REQUIREMENT: Search the material for "Instructional" and show all lines that contain it.

THE RECORDS:
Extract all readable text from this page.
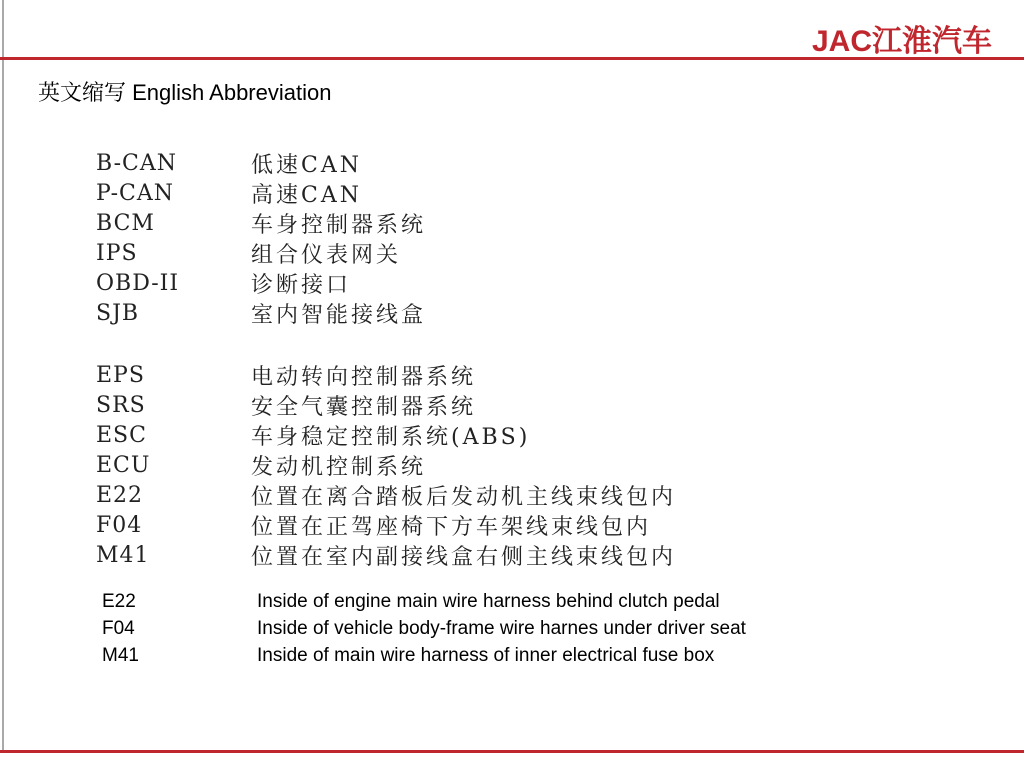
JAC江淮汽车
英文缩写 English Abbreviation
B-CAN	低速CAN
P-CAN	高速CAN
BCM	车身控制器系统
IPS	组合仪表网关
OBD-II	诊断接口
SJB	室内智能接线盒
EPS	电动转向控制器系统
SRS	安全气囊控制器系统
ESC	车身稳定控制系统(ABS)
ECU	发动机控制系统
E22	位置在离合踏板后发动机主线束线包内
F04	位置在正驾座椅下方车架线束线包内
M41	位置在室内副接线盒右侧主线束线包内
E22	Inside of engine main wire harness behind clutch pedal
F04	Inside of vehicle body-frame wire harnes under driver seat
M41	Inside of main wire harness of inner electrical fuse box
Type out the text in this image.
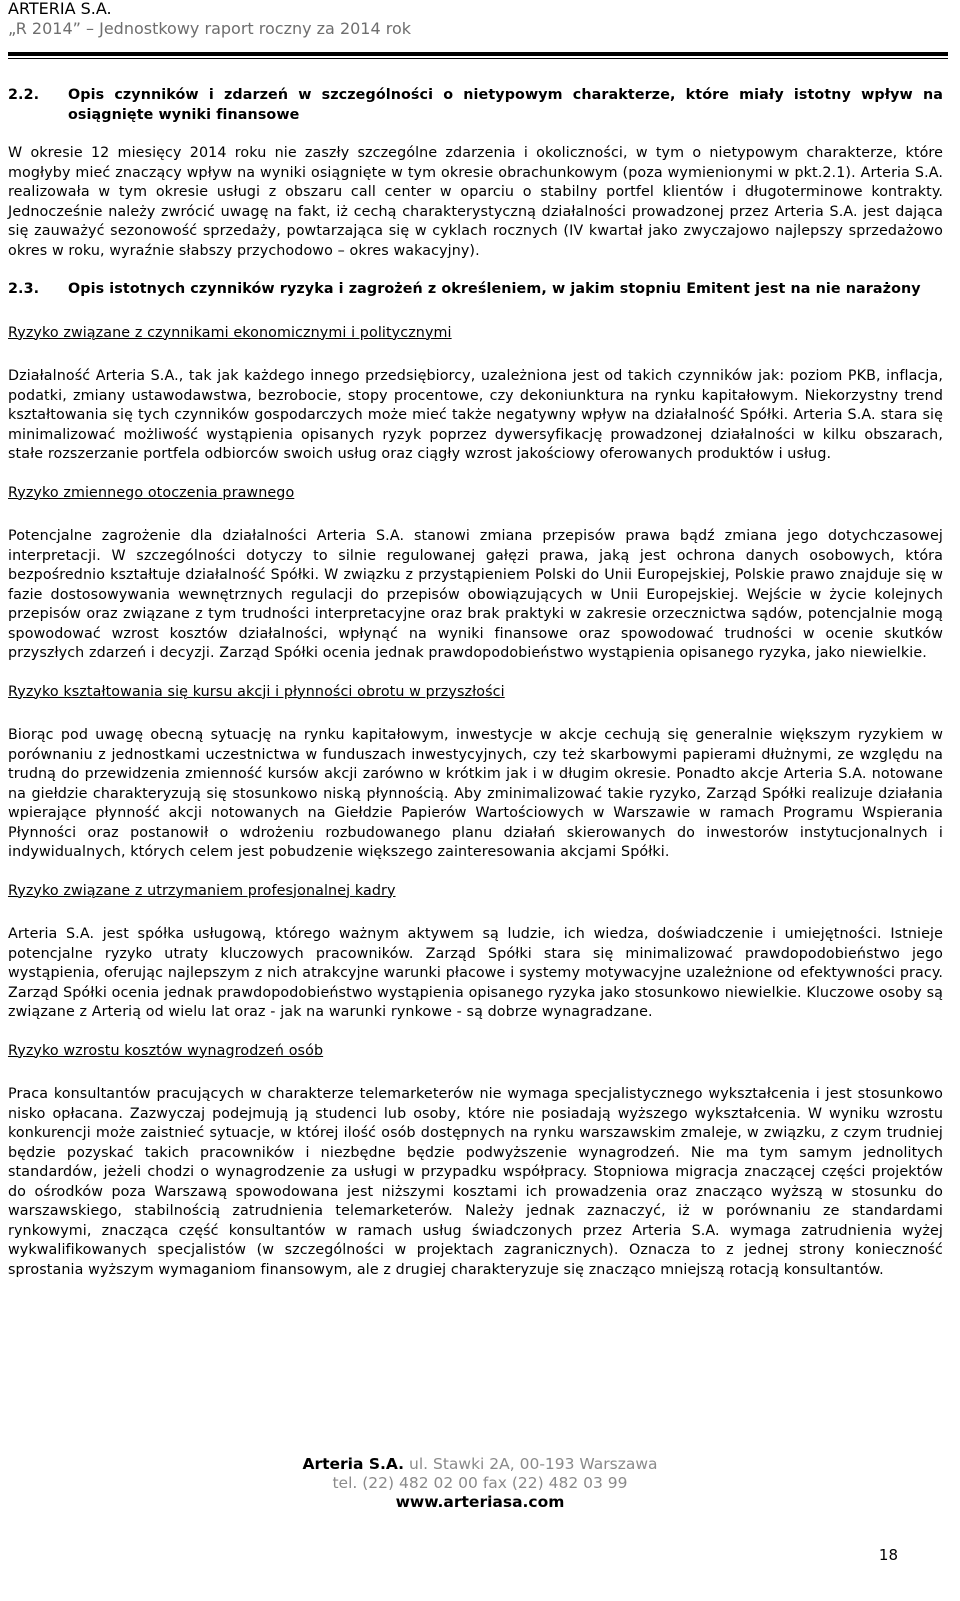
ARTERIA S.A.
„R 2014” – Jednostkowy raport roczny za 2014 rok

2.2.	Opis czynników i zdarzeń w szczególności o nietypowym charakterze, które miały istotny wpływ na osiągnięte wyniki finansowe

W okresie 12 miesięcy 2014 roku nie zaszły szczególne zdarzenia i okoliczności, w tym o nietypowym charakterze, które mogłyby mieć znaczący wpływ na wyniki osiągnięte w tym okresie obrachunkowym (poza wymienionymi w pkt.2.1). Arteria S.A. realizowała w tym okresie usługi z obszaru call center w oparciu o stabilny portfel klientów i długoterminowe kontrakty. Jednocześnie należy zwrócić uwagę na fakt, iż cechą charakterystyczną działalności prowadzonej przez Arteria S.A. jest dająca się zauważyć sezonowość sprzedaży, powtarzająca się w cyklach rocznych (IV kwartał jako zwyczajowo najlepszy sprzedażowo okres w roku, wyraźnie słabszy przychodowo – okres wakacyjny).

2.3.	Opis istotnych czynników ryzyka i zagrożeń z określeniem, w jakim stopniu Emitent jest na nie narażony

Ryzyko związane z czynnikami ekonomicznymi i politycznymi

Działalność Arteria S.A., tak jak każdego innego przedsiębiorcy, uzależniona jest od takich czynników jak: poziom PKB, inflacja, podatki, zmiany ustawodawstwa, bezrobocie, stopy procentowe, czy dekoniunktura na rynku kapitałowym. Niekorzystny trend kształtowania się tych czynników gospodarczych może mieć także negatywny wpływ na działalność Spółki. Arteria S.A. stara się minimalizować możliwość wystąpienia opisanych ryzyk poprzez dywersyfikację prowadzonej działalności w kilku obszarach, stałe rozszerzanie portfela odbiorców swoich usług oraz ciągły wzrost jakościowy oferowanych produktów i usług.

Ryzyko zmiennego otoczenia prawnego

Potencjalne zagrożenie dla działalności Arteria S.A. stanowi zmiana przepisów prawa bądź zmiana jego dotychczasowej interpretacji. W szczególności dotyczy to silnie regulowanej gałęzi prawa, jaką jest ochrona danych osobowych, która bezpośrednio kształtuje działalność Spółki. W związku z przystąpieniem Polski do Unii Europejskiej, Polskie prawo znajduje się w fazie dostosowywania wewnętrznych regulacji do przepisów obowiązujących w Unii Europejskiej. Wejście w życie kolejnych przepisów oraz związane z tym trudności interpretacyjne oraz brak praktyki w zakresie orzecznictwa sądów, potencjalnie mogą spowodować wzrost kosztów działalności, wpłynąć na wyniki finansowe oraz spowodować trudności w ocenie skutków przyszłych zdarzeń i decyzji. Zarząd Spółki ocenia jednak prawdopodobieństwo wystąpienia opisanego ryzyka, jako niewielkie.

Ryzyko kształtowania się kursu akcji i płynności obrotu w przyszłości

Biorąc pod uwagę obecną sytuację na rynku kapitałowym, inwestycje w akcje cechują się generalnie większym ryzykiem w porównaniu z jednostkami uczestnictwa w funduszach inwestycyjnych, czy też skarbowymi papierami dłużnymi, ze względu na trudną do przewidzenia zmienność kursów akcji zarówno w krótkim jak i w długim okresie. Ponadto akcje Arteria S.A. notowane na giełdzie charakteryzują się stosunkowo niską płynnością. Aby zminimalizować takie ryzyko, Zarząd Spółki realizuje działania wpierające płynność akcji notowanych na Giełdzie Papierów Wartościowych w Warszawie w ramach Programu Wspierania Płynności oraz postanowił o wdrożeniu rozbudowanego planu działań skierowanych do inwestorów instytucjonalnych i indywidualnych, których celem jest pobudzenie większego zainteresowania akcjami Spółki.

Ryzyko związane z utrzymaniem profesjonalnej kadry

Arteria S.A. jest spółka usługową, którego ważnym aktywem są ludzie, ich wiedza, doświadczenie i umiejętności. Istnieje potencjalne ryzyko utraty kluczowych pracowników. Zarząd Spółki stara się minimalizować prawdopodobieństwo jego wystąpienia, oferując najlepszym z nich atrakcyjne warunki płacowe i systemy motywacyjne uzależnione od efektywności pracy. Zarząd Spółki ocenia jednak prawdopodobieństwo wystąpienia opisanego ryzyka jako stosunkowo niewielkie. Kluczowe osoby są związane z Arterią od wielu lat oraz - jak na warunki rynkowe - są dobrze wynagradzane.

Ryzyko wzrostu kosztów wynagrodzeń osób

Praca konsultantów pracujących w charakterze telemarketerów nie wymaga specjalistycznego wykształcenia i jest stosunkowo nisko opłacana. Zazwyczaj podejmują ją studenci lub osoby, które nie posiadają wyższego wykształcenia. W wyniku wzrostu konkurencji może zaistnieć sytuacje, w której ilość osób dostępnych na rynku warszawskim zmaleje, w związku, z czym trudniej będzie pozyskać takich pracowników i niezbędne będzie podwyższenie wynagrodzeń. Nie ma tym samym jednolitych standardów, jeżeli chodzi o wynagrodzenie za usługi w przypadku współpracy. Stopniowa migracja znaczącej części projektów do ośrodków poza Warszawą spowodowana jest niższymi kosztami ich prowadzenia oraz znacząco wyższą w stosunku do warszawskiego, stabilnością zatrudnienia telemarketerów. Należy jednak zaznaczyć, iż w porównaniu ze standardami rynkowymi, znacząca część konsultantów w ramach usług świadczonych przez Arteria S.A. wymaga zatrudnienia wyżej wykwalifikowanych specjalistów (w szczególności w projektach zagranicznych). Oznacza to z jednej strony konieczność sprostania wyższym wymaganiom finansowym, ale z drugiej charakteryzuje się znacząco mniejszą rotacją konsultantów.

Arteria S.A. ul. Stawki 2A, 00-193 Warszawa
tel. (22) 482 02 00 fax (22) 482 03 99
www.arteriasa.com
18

* * *

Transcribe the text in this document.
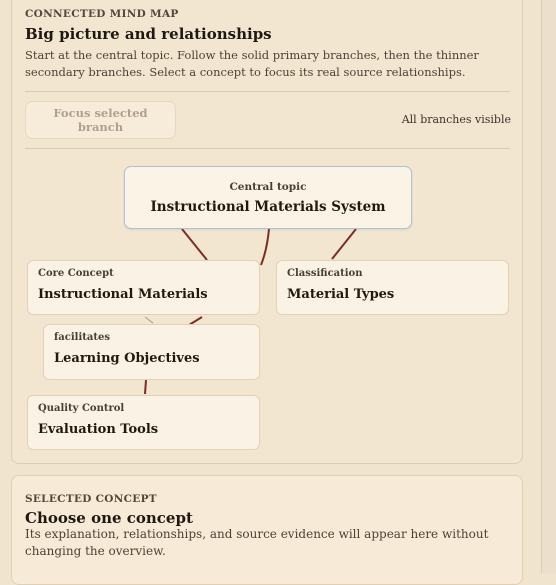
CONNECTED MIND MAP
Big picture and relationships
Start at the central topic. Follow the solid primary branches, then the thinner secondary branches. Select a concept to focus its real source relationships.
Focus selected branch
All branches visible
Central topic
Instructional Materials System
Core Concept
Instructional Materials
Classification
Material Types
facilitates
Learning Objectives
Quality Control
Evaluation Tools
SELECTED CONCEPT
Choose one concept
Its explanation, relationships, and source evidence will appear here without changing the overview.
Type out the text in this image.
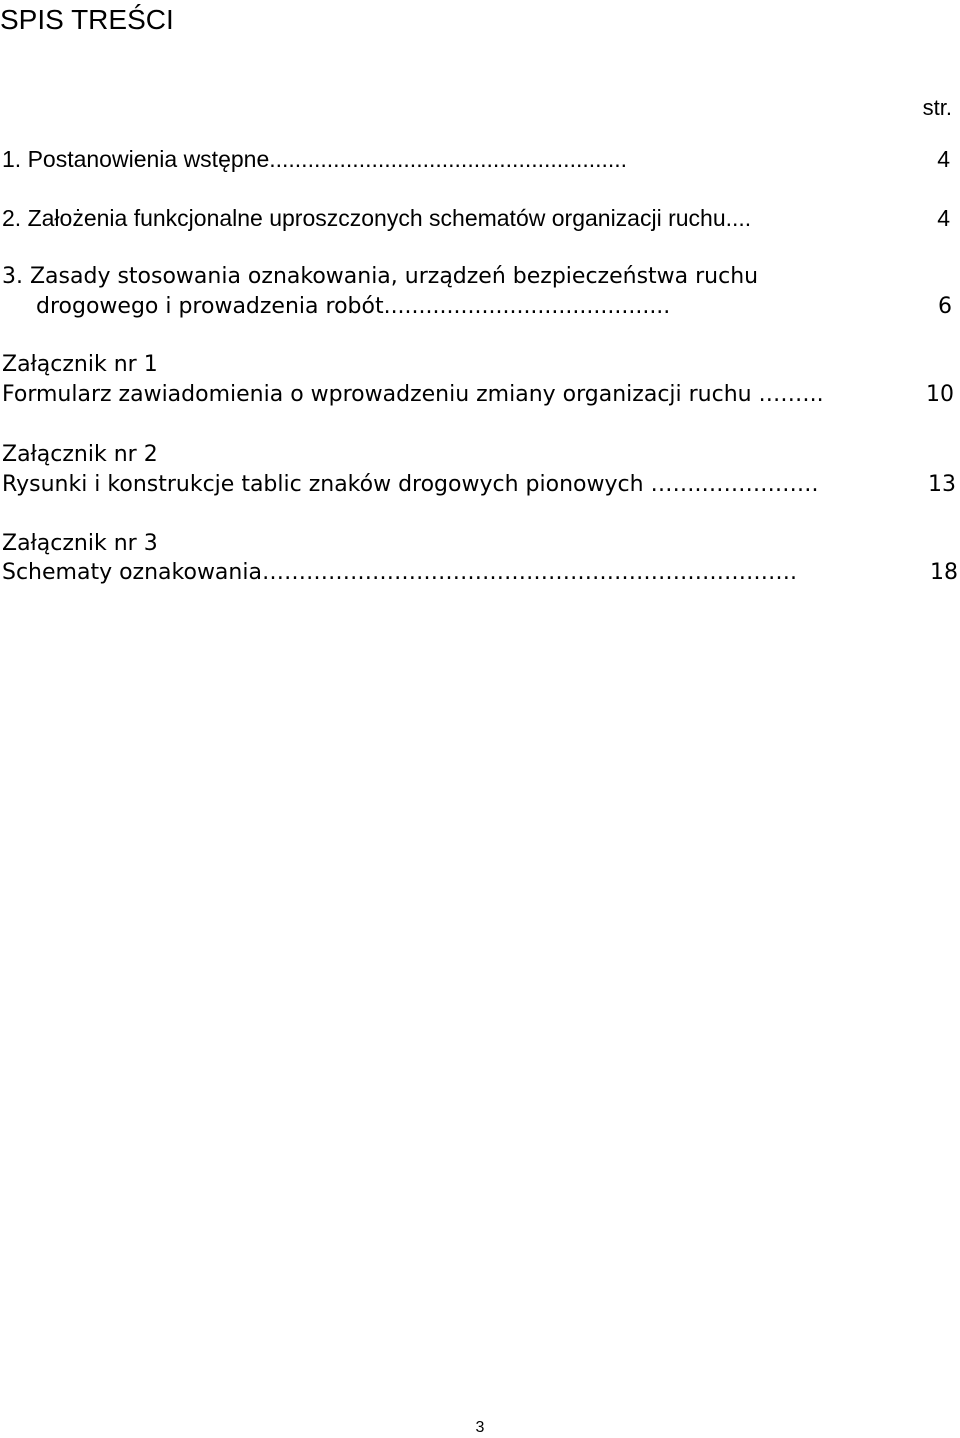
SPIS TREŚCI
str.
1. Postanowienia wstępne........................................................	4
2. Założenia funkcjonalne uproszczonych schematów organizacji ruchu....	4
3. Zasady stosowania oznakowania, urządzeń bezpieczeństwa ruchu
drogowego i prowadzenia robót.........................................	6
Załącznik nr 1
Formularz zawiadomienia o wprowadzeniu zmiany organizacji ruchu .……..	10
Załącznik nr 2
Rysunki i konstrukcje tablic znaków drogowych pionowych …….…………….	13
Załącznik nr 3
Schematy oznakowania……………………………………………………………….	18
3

THE SOLUTION:
Instructional Materials System
Instructional Materials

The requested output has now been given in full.